[Opening PASSAGE section]
Gorilla-Man is an alias used by three different fictional superheroes appearing in American comic books published by Marvel Comics, beginning in 1954 with the character of Kenneth Hale, and continuing with Arthur Nagan, who also appeared in 1954 and Franz Radzik, who first appeared in 1962.

Publication history
The character of Kenneth Hale first appeared in Men's Adventures #26 (March 1954).

Dr. Arthur Nagan first appeared in Mystery Tales #21 (Sept. 1954), and was created by Bob Powell. This story was reprinted in Weird Wonder Tales #7 (Dec. 1974). Steve Gerber created the Headmen after reading the reprint issue. The character subsequently appears in The Defenders #21 (March 1975), 31–33 (January–March 1976), 35 (May 1976), The Defenders Annual #1 (Oct. 1976), Power Man/Iron Fist #68 (April 1981), Marvel Age Annual #1 (1985), The Sensational She-Hulk vol. 2 #1–3 (May–July 1989), Avengers: Deathtrap: The Vault Graphic Novel (1991), Web of Spider-Man #73 (Feb. 1991), Marvel Comics Presents #97 (1992), The Defenders vol. 2 #5 (July 2001), 7–10 (Sept.–Dec. 2001), and Heroes for Hire #6–8 (March–May 2007). Gorilla-Man appeared as part of the "Headmen" entry in the original The Official Handbook of the Marvel Universe #5, and in the Official Handbook of the Marvel Universe Update '89 #3.
[Closing PASSAGE section]
[Opening DATA EXCERPTS section]
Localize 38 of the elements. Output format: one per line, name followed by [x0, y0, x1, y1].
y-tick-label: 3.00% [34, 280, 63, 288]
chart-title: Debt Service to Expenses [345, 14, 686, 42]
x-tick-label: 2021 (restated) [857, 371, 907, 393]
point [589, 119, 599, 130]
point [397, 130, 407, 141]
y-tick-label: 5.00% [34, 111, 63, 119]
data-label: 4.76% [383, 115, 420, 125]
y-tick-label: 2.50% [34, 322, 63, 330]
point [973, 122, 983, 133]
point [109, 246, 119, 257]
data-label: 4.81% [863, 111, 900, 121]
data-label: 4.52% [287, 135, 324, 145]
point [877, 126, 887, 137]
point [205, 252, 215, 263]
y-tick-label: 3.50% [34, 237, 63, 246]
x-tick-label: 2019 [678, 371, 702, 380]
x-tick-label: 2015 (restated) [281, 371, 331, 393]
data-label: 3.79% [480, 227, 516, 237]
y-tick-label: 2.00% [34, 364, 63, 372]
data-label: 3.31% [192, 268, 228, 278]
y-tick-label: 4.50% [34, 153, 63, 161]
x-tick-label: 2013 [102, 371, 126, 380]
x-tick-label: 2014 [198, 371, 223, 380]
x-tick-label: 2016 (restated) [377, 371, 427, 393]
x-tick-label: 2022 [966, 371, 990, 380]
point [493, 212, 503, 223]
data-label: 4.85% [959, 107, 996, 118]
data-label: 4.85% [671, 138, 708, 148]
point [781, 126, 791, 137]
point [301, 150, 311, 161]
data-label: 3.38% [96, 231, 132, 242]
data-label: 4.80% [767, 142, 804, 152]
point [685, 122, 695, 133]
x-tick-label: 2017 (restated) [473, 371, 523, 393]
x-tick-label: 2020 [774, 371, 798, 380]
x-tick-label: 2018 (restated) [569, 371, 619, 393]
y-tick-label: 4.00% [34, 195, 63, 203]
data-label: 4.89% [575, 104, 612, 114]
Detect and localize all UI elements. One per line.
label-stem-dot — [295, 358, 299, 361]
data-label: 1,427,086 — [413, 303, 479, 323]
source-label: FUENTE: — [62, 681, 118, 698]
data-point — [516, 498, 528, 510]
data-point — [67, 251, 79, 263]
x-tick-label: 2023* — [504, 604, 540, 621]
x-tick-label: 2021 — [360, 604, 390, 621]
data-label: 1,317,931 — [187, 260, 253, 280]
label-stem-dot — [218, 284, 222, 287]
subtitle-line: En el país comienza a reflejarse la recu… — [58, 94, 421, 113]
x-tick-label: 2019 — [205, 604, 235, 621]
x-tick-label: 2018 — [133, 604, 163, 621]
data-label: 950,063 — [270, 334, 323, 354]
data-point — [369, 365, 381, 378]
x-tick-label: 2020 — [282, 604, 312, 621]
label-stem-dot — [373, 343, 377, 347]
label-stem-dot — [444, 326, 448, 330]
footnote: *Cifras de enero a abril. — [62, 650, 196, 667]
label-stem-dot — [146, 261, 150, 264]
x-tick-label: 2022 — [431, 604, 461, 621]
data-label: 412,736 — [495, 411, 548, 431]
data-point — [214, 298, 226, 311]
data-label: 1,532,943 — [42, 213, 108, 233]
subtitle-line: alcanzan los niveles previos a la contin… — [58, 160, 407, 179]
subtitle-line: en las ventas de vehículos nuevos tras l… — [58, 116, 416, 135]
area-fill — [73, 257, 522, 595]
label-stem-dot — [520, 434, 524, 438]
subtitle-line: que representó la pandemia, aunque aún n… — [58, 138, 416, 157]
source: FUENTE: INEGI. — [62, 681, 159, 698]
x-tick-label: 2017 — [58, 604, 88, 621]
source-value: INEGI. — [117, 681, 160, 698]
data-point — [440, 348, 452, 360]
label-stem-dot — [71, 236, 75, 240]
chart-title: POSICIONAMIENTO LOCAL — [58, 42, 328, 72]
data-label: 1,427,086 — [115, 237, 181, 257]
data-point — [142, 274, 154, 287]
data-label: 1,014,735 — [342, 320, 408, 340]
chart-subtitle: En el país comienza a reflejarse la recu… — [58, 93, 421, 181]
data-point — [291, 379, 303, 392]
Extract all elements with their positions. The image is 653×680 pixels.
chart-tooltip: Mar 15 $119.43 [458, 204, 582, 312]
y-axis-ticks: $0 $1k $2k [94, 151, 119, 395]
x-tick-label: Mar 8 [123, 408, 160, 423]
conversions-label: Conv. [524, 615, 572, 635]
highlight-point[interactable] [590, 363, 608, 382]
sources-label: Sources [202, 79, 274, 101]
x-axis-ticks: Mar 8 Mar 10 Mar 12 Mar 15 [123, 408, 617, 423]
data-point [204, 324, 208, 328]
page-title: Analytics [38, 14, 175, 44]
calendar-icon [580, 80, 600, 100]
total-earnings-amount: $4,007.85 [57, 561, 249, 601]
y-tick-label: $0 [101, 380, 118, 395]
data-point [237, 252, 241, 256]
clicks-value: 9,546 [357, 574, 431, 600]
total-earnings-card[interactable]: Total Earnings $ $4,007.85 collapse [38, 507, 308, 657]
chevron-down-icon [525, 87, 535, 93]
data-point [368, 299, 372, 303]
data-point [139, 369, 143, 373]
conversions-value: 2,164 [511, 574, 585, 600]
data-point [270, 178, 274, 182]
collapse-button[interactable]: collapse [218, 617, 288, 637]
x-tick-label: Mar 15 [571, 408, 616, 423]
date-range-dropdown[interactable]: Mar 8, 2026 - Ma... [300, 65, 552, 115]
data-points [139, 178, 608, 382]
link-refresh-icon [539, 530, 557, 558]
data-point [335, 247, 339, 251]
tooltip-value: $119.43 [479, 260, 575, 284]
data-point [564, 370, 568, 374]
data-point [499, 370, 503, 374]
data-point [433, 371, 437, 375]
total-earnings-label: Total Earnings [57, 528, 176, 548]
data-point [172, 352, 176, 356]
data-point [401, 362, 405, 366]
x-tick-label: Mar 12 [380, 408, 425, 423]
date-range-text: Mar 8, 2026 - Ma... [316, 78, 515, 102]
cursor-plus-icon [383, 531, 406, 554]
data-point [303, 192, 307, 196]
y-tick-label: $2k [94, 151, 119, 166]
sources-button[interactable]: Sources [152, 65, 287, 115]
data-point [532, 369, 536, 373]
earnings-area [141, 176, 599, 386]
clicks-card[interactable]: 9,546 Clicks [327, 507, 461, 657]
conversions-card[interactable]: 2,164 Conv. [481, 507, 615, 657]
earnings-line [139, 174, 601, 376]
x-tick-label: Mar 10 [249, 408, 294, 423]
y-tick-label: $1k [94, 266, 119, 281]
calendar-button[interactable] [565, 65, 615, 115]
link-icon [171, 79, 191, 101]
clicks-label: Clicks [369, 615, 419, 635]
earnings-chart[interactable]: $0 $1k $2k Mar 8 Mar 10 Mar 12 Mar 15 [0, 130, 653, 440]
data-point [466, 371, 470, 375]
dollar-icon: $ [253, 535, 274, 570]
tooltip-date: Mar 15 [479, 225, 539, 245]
[Closing DATA EXCERPTS section]
◆ **LIST OF TASKS**
a - Translate into Spanish this sentence from the Gorilla-Man passage: "Steve Gerber created the Headmen after reading the reprint issue."
b - Print the Gorilla-Man passage from "Gorilla-Man is an" to "#26 (March 1954).".

◆ **YOUR RESPONSES**
a - Steve Gerber creó a los Headmen después de leer el número de la reimpresión.

b -
Gorilla-Man is an alias used by three different fictional superheroes appearing in American comic books published by Marvel Comics, beginning in 1954 with the character of Kenneth Hale, and continuing with Arthur Nagan, who also appeared in 1954 and Franz Radzik, who first appeared in 1962.

Publication history
The character of Kenneth Hale first appeared in Men's Adventures #26 (March 1954).